— EXERCISES —
1. Answer these questions from the sepsis research summaries:
(a) In the study by Schick et al., how were the rats rendered septic?
(b) Which solution was the least deleterious in that study?
(c) What did Polito et al. observe in the zona fasciculata of adrenals from patients who died from septic shock?
2. Write the next part of the sepsis research summaries, following on from their last sentence.

— STUDY TEXT —
===============

Renal impairment following colloid infusion has been a concern in many animal and human studies. Schick et al. [85] tested three fluid loading solutions in a model of rats rendered septic by cecal ligation and puncture. All the groups showed some alteration of renal function. The less deleterious was a crystalloid isotonic balanced solution. Kidney from septic rats resuscitated with either hydroxyethylstarch or gelatin showed marked impairment of renal function and histologic renal tubular abnormalities. This study adds to the concerns of using colloids as fluid replacement therapy in sepsis.
Adrenal dysfunction is a hallmark of patients with severe septic shock. However little is known about the histological changes in adrenals from septic patients or animals. Polito et al. [86] observed lipid depletion in the zona fasciculata from adrenals obtained in patients who died from septic shock. They observed similar abnormalities (as well as inflammation, necrosis and haemorrhage) in adrenals from rodents rendered septic with endotoxin or by cecal ligation and puncture. These histological findings may explain the adrenal dysfunction observed during severe sepsis syndromes.

===============

(Structured page parsing data)
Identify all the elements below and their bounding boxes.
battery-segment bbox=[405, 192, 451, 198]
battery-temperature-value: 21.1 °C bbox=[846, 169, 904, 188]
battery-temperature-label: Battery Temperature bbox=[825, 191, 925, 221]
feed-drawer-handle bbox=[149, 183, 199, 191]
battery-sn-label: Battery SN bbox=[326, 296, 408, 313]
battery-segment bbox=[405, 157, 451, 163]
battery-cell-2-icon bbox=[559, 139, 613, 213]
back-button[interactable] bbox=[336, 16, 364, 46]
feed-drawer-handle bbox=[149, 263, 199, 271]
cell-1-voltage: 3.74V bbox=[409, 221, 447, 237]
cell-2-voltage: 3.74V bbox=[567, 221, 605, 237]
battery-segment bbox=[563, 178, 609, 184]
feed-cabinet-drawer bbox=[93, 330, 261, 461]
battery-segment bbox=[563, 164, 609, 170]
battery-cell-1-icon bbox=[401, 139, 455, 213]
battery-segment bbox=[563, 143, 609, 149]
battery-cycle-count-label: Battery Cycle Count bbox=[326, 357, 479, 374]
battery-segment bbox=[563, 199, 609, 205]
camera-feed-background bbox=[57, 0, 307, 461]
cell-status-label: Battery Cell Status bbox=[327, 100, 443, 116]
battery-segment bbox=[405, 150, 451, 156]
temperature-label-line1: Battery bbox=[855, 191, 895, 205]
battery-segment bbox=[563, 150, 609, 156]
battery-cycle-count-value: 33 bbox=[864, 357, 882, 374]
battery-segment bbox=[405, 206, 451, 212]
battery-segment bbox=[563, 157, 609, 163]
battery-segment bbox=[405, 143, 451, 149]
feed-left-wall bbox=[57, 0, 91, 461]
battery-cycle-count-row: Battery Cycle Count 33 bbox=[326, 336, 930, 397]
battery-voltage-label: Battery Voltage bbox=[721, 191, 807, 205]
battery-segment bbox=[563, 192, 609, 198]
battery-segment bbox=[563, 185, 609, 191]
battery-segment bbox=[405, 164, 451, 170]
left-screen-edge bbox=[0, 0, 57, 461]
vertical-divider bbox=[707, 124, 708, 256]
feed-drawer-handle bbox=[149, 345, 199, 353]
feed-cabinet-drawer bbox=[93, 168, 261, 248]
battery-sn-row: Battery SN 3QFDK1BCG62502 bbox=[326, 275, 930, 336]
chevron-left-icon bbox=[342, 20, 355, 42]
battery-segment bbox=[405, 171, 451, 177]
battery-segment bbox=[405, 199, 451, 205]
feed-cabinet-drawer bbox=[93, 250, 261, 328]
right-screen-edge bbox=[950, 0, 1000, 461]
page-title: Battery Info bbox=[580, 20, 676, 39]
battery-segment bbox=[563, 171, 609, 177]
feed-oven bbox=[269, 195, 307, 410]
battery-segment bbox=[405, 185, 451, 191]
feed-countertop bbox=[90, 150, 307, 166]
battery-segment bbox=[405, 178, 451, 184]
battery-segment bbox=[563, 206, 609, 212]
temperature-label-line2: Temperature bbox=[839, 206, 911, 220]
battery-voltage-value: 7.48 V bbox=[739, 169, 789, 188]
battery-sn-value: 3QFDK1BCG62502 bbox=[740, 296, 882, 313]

===============

— EXPECTED RESULTS —
1.
(a) By cecal ligation and puncture.
(b) A crystalloid isotonic balanced solution.
(c) Lipid depletion.

2.
Microvascular dysfunction with slower or stoppage of blood flow in capillaries has been reported in many organs in animal models of sepsis and in patients with septic shock, and certainly participates in tissue hypoperfusion. The intimate mechanisms of this capillary dysfunction remain poorly understood in vivo. Using a fecal peritonitis model in mice, Secor et al. [87] investigated the role of intravascular coagulation and platelet adhesion as a possible mechanism for capillary obstruction. They found that treatments with platelet depletion, P-selectin blockade (blockade of platelet adhesion), antithrombin, and ascorbate as antioxidant prevented blood cells sludging in microvessels. Studies with eNOS-deficient mice also implicated NO in the prevention of the platelet aggregation and stoppage of blood in the microcirculation. This study highlights the critical importance of platelet aggregation in the microvasculature as a pathogenic role for organ dysfunction during severe sepsis syndromes.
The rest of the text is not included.